It pissed me off too, but for some different reasons. Here’s why.

Yes, the situation we find ourselves in is far worse than we think and maybe worse than we can imagine even in fiction. Homo sapiens have never lived in a world with this much carbon in the atmosphere. And we’re just getting started. It will deteriorate far faster than predicted.

And yes, most of the populations in the global North are in a state of near total denial about this. If you’re reading this chances are everyone you know is in denial about this. I’m in denial about this.

And yes, the actions offered by our governments amount to “too little too late” no matter how they are dressed up. The pledges to the Paris Agreement, if actually fulfilled, will still result in upwards of 3 °C warming. Never mind that the finance needed to do even this is in the region of tens of trillions of dollars while the finance actually on offer is in the tens of millions.

And yes, the promise of technological salvation delivered via mystical “market forces” is complete nonsense. If ever there were a problem capitalism is ill-equipped to deal with, it’s the question of justice at the heart of climate change

Yes, that may all be true. And that should make you want to put your head in the oven. But what is the point of saying that — and nothing more?

Scientists have been sounding the alarm for decades. Communities facing the impacts of drought, flood, fire, and storm have been sounding the alarm. Some have even experienced the apocalypse before.

And yet the world has not accepted defeat.

For the past year, I’ve been part of a small team writing about the reality of climate change as experienced by people today — not 2050 or 2100. We are trying to burst the bubble of denial that engulfs many including in the climate movement itself. We believe in the need to tell the truth about the crisis, even if nobody wants to read it. And that truth is not just unpalatable, it is digusting.

But more importantly we have been trying to burst the bubble of doom.

Our bulletins have tried to do this by showing the reality of resistance around the world. In doing so I have learnt that communities on the frontlines — those who live in what Naomi Klein termed “sacrifice zones” — have not thrown in the towel or thrown their hands up in a climatic “hah! We are fucked!”

Instead, they have at every stage of this apocalypse we are living in decided that their lives are worth fighting for. That their forests, rivers, and special places are worth protecting. That even though closing one pipeline or coal mine won’t avert climate chaos they have to be fought nonetheless

I think that’s instructive.

The majority of the back and forth doom/not doom articles ignore that. And that’s what pissed me off.

Because what good is our analysis, what is the point of our writing, if we can’t offer anything else? If we can’t contribute to transforming the world? It speaks to a poverty of the imagination if we cannot even see past our nihilism to ideas about how we might possibly fight and win.

“Ordinary” people are fighting for life all around the world. They always have and they always will. Some have sacrificed everything for this struggle, their deaths like their agency going unnoticed in the annals of any New York publication.

Deniers, you can keep your opinions to yourselves. Doomsayers, you can keep your apocalypse. I’ll keep my belief that another world is possible and worth fighting for.

Problems to solve>
1. Copy everything in the climate piece from "For the past" down to "bubble of doom.".
2. According to the climate piece, which impacts have communities been facing?
3. Answer these about the climate piece:
(a) How much warming will the Paris Agreement pledges still result in if they are actually fulfilled?
(b) Who termed the phrase "sacrifice zones"?
(c) For how long has the writer been part of a small team writing about the reality of climate change?

[Records from a data collection]
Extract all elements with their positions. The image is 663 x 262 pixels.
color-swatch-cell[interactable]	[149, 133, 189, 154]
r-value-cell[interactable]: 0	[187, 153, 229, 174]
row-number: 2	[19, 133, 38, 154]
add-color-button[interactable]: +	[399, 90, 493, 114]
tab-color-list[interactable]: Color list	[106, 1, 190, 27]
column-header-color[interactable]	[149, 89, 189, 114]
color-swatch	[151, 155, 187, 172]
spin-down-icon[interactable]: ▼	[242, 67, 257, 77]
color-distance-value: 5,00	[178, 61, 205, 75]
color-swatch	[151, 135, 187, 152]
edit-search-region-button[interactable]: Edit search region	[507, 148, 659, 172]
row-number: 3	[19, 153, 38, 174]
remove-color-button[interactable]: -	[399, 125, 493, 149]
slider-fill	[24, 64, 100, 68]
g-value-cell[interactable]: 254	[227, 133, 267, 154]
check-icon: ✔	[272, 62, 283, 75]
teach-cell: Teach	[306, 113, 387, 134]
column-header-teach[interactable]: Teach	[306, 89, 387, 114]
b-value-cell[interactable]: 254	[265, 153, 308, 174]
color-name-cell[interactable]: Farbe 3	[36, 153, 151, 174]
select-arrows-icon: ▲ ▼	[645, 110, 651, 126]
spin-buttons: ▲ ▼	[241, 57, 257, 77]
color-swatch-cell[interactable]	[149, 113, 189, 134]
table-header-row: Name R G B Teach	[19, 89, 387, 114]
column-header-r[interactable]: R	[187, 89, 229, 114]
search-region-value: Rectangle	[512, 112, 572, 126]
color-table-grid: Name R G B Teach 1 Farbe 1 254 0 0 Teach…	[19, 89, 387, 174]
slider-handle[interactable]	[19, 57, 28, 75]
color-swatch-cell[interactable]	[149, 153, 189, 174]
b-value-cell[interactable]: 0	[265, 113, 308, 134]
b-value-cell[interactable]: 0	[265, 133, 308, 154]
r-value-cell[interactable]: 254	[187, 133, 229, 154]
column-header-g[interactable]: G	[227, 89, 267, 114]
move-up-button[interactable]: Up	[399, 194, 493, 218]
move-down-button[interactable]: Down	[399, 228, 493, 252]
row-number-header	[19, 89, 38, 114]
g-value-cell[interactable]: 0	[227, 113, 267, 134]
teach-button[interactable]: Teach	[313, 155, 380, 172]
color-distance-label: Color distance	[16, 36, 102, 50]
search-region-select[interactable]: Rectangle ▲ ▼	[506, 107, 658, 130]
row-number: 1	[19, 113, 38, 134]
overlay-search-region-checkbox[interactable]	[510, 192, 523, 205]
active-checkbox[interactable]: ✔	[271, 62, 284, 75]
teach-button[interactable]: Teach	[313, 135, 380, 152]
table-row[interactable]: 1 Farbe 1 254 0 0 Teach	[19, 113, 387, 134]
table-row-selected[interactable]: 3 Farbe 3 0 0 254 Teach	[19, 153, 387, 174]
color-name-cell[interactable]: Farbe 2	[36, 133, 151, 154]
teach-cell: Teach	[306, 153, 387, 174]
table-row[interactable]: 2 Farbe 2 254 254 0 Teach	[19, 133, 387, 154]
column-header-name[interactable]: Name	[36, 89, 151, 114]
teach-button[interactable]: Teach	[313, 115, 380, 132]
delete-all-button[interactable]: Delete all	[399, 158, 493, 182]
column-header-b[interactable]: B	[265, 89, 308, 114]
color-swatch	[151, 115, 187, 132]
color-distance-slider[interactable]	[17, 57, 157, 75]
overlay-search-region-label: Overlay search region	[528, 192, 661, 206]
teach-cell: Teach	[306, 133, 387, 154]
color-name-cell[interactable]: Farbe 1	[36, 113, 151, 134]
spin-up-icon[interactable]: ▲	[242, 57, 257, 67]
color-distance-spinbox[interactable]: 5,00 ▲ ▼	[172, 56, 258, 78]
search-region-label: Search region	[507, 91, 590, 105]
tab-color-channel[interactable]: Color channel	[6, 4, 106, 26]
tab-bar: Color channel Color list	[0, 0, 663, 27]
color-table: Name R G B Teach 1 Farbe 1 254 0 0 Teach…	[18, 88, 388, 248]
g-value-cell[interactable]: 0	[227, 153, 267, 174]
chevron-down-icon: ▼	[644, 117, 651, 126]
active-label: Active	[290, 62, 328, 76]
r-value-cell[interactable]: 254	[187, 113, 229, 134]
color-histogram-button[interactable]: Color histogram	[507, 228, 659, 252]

Solutions per task>
1.
For the past year, I’ve been part of a small team writing about the reality of climate change as experienced by people today — not 2050 or 2100. We are trying to burst the bubble of denial that engulfs many including in the climate movement itself. We believe in the need to tell the truth about the crisis, even if nobody wants to read it. And that truth is not just unpalatable, it is digusting.

But more importantly we have been trying to burst the bubble of doom.

2. drought, flood, fire, storm

3.
(a) Upwards of 3 °C
(b) Naomi Klein
(c) For the past year